>>>

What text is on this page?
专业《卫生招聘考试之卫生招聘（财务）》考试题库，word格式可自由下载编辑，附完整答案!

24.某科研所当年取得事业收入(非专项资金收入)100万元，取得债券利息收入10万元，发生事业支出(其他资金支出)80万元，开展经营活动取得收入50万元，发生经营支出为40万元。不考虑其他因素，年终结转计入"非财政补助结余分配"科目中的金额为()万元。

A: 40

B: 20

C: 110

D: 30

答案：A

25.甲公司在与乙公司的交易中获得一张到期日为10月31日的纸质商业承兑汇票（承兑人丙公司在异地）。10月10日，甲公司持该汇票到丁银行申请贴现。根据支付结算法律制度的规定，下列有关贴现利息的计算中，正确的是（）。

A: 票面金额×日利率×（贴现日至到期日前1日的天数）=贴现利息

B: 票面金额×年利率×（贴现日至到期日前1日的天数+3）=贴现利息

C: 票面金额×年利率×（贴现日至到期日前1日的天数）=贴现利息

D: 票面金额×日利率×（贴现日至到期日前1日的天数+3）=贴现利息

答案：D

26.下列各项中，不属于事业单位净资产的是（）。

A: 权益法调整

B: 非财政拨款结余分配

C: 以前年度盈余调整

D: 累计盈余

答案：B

<<<

Which lines above contain the word "票面金额"? Copy each of them.

### Task answer
A: 票面金额×日利率×（贴现日至到期日前1日的天数）=贴现利息
B: 票面金额×年利率×（贴现日至到期日前1日的天数+3）=贴现利息
C: 票面金额×年利率×（贴现日至到期日前1日的天数）=贴现利息
D: 票面金额×日利率×（贴现日至到期日前1日的天数+3）=贴现利息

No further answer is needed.